Problem:
Which lines hold the word "xlabel"? Show each of them.

Material supplied:
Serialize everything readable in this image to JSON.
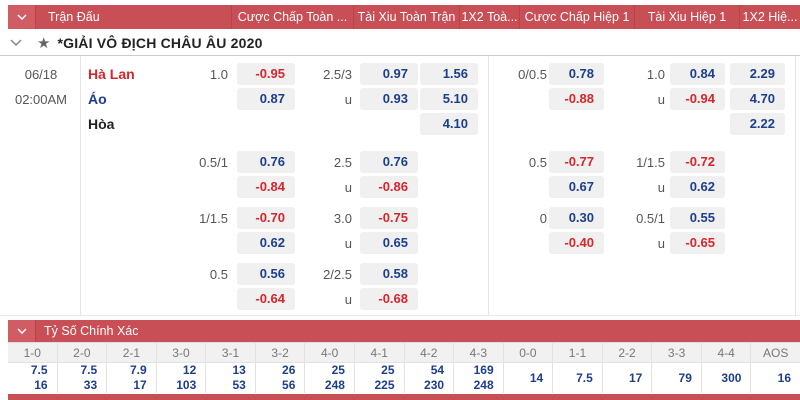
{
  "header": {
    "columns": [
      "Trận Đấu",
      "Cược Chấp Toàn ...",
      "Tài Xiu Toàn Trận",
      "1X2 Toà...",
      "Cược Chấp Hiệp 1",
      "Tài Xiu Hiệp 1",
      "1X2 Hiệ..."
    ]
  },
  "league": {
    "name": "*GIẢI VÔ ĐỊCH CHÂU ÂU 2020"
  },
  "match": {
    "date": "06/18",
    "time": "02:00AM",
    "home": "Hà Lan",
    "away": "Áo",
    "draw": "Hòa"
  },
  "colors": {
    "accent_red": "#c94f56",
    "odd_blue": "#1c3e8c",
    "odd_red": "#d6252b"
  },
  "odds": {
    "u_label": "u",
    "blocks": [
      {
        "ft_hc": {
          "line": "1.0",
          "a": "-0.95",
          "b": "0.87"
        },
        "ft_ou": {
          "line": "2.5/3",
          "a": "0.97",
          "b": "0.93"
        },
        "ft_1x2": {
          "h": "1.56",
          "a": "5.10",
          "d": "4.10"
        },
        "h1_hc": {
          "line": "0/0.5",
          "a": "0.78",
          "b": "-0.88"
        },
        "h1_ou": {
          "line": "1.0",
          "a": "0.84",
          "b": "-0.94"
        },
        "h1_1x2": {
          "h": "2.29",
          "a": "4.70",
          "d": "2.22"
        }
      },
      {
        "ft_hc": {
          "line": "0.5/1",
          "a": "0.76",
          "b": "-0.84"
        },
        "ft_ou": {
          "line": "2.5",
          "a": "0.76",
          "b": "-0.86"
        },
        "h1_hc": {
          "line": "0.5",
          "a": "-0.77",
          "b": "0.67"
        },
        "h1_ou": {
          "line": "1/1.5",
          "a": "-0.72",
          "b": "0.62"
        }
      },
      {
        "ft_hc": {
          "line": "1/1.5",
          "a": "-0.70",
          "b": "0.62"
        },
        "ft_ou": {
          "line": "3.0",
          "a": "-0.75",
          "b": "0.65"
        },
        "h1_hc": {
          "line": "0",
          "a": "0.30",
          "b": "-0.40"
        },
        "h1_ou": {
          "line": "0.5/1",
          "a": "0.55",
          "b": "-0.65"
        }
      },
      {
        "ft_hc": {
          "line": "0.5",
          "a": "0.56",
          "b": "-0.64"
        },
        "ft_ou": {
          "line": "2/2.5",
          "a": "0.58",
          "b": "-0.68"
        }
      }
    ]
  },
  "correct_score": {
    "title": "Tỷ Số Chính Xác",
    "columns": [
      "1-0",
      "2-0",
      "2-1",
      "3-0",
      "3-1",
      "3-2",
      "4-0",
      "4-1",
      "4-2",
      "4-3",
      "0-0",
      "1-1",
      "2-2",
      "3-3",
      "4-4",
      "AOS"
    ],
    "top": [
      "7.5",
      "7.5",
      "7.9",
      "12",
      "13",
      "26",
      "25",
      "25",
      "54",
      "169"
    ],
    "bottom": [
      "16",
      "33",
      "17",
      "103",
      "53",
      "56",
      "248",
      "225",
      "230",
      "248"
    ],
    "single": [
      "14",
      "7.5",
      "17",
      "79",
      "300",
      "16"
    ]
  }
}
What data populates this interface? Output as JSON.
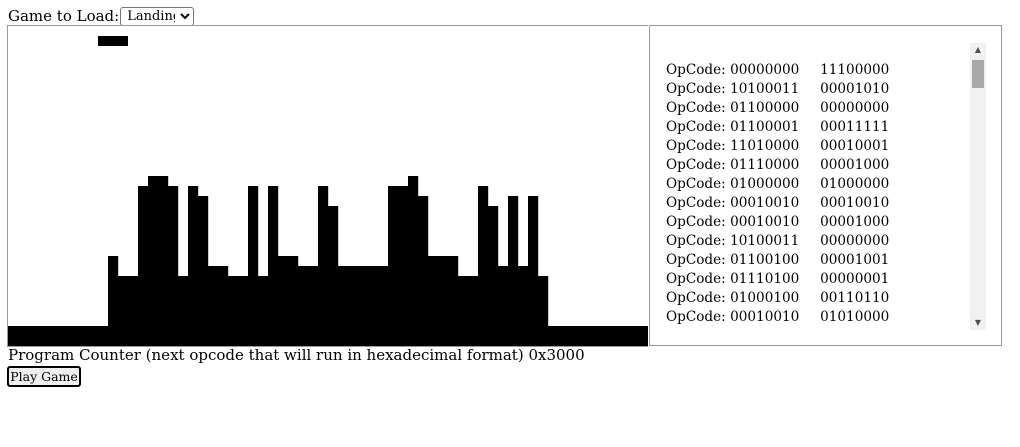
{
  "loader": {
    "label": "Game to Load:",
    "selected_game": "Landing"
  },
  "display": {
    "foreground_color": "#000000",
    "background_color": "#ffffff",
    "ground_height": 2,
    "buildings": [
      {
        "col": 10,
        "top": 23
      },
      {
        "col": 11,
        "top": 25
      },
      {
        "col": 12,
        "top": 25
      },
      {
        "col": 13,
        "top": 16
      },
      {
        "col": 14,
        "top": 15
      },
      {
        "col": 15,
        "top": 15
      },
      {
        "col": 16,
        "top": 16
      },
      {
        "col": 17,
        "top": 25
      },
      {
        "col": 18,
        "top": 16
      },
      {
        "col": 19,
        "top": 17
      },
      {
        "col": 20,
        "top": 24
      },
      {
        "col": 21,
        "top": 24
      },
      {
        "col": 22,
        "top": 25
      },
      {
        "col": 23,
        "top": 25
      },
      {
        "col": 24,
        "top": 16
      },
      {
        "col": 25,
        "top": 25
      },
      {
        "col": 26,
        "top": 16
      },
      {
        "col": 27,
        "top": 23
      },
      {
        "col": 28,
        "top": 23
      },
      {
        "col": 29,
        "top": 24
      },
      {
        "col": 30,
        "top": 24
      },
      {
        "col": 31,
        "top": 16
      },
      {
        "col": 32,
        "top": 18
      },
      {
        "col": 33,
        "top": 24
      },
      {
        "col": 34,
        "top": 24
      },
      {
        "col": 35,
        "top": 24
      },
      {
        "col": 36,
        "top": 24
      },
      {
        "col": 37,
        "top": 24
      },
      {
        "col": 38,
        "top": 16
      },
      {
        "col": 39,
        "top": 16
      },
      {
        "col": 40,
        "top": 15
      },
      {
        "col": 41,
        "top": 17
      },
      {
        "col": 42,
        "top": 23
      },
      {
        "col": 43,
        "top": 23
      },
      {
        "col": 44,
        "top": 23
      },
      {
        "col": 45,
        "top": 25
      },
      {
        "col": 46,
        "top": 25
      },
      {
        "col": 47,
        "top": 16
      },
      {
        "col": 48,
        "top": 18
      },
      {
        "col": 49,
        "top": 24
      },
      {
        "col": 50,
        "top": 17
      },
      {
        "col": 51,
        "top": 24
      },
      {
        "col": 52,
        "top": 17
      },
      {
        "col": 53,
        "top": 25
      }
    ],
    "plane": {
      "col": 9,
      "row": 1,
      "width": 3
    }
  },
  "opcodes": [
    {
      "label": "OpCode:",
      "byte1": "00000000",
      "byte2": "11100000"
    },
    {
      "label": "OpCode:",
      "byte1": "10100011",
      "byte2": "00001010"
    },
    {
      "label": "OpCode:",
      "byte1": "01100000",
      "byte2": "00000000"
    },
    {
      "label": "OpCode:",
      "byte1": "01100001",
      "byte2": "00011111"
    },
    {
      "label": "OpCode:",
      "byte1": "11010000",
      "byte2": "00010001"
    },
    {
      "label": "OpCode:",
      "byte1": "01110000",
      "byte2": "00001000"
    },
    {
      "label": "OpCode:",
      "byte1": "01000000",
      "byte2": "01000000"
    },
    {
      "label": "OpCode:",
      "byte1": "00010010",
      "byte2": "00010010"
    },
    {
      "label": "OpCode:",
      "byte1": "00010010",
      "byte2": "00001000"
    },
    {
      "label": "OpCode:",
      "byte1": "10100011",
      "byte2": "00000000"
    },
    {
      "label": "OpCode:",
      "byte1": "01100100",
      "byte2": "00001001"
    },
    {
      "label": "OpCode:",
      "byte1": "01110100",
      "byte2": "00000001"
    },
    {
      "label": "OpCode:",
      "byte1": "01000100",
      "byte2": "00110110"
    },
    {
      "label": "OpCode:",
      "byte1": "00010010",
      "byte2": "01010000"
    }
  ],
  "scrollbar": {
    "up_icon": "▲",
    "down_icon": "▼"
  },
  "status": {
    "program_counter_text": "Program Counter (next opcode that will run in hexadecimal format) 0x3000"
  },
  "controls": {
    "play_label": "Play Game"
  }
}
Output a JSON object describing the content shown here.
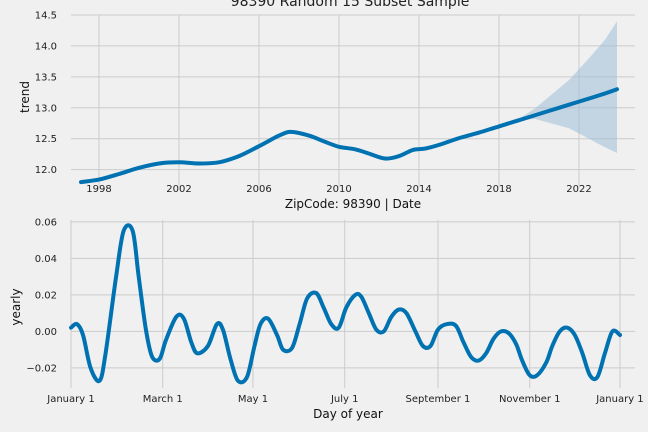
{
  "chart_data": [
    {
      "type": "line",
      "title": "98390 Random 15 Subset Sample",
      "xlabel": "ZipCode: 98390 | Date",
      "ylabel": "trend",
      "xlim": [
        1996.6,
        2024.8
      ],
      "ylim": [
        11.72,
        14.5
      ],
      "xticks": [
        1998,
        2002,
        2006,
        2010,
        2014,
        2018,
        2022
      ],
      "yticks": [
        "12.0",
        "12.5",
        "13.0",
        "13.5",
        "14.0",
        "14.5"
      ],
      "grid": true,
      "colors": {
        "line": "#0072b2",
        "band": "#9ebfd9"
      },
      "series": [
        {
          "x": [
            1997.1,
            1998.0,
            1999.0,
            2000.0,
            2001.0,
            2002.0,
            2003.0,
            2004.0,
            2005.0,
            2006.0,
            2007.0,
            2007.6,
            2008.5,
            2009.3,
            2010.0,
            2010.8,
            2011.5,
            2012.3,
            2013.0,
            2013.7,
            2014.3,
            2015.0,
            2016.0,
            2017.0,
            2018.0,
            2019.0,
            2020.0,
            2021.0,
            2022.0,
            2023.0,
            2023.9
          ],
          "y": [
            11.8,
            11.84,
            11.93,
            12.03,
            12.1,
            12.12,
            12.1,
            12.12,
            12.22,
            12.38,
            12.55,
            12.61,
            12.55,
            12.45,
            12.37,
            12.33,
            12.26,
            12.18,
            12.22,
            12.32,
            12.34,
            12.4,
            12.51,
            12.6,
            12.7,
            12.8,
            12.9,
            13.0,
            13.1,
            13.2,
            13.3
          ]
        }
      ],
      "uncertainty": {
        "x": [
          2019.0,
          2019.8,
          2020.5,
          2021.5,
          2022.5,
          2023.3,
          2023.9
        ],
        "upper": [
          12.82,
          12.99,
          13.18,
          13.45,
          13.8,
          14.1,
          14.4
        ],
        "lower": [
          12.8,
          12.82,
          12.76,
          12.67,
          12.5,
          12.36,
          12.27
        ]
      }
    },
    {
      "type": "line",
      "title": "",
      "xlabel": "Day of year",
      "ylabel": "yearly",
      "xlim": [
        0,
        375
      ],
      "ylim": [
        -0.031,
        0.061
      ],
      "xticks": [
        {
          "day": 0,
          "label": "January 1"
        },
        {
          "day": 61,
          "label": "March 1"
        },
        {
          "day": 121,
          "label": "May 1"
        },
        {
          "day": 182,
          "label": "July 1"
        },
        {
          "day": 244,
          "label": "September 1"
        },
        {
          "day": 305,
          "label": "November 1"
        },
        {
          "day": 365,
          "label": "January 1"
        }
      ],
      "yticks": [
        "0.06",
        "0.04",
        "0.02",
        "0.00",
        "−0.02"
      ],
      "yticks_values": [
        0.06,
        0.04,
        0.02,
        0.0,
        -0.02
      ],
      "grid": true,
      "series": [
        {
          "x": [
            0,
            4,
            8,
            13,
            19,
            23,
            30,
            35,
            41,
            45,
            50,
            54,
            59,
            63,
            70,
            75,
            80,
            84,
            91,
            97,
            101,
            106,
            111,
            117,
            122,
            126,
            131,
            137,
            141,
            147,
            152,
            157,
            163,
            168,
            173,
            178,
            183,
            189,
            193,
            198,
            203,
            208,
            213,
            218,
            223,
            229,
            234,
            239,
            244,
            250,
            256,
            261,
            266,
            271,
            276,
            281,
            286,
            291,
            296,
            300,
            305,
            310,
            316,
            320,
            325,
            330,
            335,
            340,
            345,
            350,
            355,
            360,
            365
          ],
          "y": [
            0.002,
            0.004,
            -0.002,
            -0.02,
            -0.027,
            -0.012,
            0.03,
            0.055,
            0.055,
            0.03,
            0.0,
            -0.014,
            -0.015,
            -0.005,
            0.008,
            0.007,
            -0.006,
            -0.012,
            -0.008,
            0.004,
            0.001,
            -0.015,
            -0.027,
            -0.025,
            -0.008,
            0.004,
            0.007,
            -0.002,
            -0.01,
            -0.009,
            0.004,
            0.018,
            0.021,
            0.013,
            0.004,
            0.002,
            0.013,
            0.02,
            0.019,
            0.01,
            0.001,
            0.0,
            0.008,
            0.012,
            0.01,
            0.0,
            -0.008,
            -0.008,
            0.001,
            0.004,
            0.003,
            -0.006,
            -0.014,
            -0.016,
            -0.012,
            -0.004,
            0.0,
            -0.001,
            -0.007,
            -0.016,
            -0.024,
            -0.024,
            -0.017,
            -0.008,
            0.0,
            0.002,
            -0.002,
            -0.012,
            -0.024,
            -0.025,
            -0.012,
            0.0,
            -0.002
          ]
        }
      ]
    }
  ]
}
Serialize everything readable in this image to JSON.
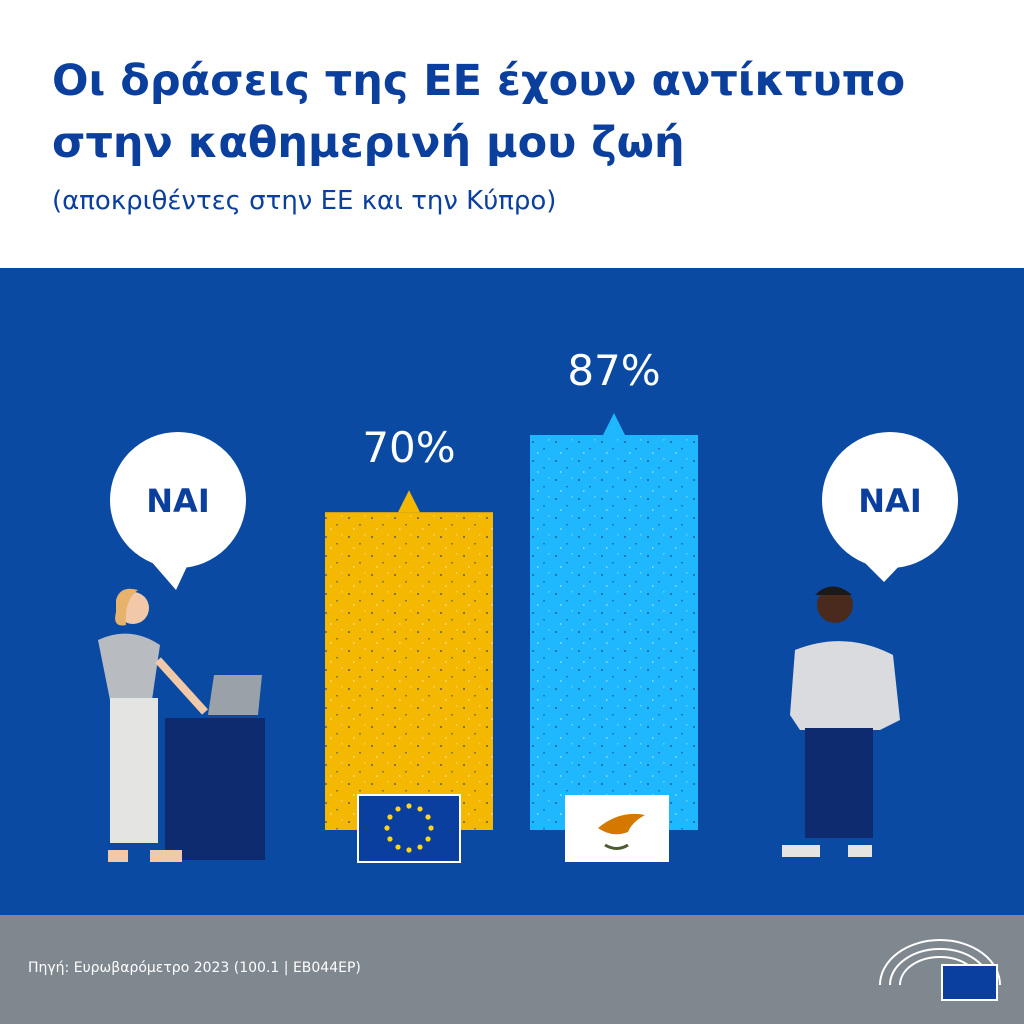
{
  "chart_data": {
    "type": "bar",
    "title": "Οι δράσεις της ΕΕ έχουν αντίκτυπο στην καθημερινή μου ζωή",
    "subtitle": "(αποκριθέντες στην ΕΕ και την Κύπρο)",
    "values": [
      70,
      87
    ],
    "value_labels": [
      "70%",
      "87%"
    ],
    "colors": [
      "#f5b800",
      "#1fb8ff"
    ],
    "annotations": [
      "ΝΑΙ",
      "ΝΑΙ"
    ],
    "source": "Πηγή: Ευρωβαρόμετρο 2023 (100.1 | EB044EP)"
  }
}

Result for this exercise:
      "xlabel": "ZipCode: 98390 | Date",
      "xlabel": "Day of year",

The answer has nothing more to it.